*** TASK INPUTS

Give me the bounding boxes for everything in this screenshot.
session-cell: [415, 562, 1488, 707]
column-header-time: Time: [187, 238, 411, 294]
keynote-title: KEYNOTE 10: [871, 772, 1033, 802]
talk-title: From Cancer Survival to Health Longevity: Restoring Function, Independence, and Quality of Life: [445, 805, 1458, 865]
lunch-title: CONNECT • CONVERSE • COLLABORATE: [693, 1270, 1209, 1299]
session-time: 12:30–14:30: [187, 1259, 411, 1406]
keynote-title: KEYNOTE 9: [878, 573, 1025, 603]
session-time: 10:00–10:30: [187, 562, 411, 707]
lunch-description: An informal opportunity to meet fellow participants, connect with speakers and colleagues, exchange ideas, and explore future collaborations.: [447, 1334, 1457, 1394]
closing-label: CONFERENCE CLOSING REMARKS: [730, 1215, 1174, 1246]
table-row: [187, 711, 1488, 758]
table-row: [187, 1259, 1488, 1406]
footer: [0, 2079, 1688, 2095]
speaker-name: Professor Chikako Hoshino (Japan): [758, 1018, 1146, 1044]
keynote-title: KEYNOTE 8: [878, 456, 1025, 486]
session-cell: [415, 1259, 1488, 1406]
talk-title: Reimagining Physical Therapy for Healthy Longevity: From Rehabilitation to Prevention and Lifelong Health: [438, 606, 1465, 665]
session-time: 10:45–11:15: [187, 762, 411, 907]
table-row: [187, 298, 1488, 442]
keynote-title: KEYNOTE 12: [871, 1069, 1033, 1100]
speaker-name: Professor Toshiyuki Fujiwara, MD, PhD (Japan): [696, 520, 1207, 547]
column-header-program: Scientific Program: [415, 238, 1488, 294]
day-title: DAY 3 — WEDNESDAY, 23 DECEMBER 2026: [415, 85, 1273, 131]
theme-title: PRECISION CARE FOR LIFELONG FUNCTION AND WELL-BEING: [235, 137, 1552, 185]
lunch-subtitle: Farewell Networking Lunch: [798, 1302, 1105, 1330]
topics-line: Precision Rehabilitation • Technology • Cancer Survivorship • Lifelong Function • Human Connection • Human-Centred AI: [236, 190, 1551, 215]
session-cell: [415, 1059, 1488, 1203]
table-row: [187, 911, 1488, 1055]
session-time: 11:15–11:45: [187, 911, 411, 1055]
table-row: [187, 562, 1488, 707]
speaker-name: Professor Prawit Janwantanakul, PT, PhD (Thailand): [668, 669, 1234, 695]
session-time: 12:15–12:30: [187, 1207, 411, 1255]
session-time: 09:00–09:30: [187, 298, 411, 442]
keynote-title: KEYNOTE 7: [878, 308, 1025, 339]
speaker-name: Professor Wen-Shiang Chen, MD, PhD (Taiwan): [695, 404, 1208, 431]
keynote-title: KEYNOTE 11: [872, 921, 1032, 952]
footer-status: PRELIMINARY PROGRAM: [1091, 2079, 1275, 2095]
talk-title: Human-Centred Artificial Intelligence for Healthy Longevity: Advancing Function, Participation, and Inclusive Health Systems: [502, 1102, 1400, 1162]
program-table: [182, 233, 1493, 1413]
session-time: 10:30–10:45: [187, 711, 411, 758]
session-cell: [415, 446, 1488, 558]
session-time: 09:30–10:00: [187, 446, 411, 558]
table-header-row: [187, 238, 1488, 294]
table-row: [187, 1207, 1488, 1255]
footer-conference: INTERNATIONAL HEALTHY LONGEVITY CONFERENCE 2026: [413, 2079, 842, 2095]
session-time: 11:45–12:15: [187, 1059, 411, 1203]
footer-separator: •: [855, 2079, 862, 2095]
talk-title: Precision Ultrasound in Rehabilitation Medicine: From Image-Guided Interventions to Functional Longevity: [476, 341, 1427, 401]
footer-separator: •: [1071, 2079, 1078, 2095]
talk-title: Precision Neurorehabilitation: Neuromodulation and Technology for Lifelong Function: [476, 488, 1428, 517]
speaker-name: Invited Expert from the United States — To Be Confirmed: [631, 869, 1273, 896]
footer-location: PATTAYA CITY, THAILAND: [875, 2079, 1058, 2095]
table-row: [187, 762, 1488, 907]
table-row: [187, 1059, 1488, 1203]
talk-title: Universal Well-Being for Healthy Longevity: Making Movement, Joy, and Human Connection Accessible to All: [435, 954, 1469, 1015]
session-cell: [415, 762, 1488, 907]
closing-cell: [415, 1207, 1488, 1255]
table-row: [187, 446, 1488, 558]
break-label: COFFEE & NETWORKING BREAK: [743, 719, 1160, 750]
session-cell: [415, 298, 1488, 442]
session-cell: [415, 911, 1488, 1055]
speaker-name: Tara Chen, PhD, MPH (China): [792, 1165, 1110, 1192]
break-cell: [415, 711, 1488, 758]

******

Rewrite all of the records above, changing "PRELIMINARY PROGRAM" to "FINAL PROGRAM" and leaving everything else the same.

Give me the bounding boxes for everything in this screenshot.
session-cell: [415, 562, 1488, 707]
column-header-time: Time: [187, 238, 411, 294]
keynote-title: KEYNOTE 10: [871, 772, 1033, 802]
talk-title: From Cancer Survival to Health Longevity: Restoring Function, Independence, and Quality of Life: [445, 805, 1458, 865]
lunch-title: CONNECT • CONVERSE • COLLABORATE: [693, 1270, 1209, 1299]
session-time: 12:30–14:30: [187, 1259, 411, 1406]
keynote-title: KEYNOTE 9: [878, 573, 1025, 603]
session-time: 10:00–10:30: [187, 562, 411, 707]
lunch-description: An informal opportunity to meet fellow participants, connect with speakers and colleagues, exchange ideas, and explore future collaborations.: [447, 1334, 1457, 1394]
closing-label: CONFERENCE CLOSING REMARKS: [730, 1215, 1174, 1246]
table-row: [187, 711, 1488, 758]
table-row: [187, 1259, 1488, 1406]
footer: [0, 2079, 1688, 2095]
speaker-name: Professor Chikako Hoshino (Japan): [758, 1018, 1146, 1044]
keynote-title: KEYNOTE 8: [878, 456, 1025, 486]
session-cell: [415, 1259, 1488, 1406]
talk-title: Reimagining Physical Therapy for Healthy Longevity: From Rehabilitation to Prevention and Lifelong Health: [438, 606, 1465, 665]
session-time: 10:45–11:15: [187, 762, 411, 907]
table-row: [187, 298, 1488, 442]
keynote-title: KEYNOTE 12: [871, 1069, 1033, 1100]
speaker-name: Professor Toshiyuki Fujiwara, MD, PhD (Japan): [696, 520, 1207, 547]
column-header-program: Scientific Program: [415, 238, 1488, 294]
day-title: DAY 3 — WEDNESDAY, 23 DECEMBER 2026: [415, 85, 1273, 131]
theme-title: PRECISION CARE FOR LIFELONG FUNCTION AND WELL-BEING: [235, 137, 1552, 185]
lunch-subtitle: Farewell Networking Lunch: [798, 1302, 1105, 1330]
topics-line: Precision Rehabilitation • Technology • Cancer Survivorship • Lifelong Function • Human Connection • Human-Centred AI: [236, 190, 1551, 215]
session-cell: [415, 1059, 1488, 1203]
table-row: [187, 911, 1488, 1055]
session-time: 11:15–11:45: [187, 911, 411, 1055]
table-row: [187, 562, 1488, 707]
speaker-name: Professor Prawit Janwantanakul, PT, PhD (Thailand): [668, 669, 1234, 695]
session-time: 12:15–12:30: [187, 1207, 411, 1255]
session-time: 09:00–09:30: [187, 298, 411, 442]
keynote-title: KEYNOTE 7: [878, 308, 1025, 339]
speaker-name: Professor Wen-Shiang Chen, MD, PhD (Taiwan): [695, 404, 1208, 431]
keynote-title: KEYNOTE 11: [872, 921, 1032, 952]
footer-status: FINAL PROGRAM: [1091, 2079, 1275, 2095]
talk-title: Human-Centred Artificial Intelligence for Healthy Longevity: Advancing Function, Participation, and Inclusive Health Systems: [502, 1102, 1400, 1162]
program-table: [182, 233, 1493, 1413]
session-time: 10:30–10:45: [187, 711, 411, 758]
session-cell: [415, 446, 1488, 558]
session-time: 09:30–10:00: [187, 446, 411, 558]
table-header-row: [187, 238, 1488, 294]
table-row: [187, 1207, 1488, 1255]
footer-conference: INTERNATIONAL HEALTHY LONGEVITY CONFERENCE 2026: [413, 2079, 842, 2095]
session-time: 11:45–12:15: [187, 1059, 411, 1203]
footer-separator: •: [855, 2079, 862, 2095]
talk-title: Precision Ultrasound in Rehabilitation Medicine: From Image-Guided Interventions to Functional Longevity: [476, 341, 1427, 401]
footer-separator: •: [1071, 2079, 1078, 2095]
talk-title: Precision Neurorehabilitation: Neuromodulation and Technology for Lifelong Function: [476, 488, 1428, 517]
speaker-name: Invited Expert from the United States — To Be Confirmed: [631, 869, 1273, 896]
footer-location: PATTAYA CITY, THAILAND: [875, 2079, 1058, 2095]
table-row: [187, 762, 1488, 907]
table-row: [187, 1059, 1488, 1203]
talk-title: Universal Well-Being for Healthy Longevity: Making Movement, Joy, and Human Connection Accessible to All: [435, 954, 1469, 1015]
session-cell: [415, 762, 1488, 907]
closing-cell: [415, 1207, 1488, 1255]
table-row: [187, 446, 1488, 558]
break-label: COFFEE & NETWORKING BREAK: [743, 719, 1160, 750]
session-cell: [415, 298, 1488, 442]
session-cell: [415, 911, 1488, 1055]
speaker-name: Tara Chen, PhD, MPH (China): [792, 1165, 1110, 1192]
break-cell: [415, 711, 1488, 758]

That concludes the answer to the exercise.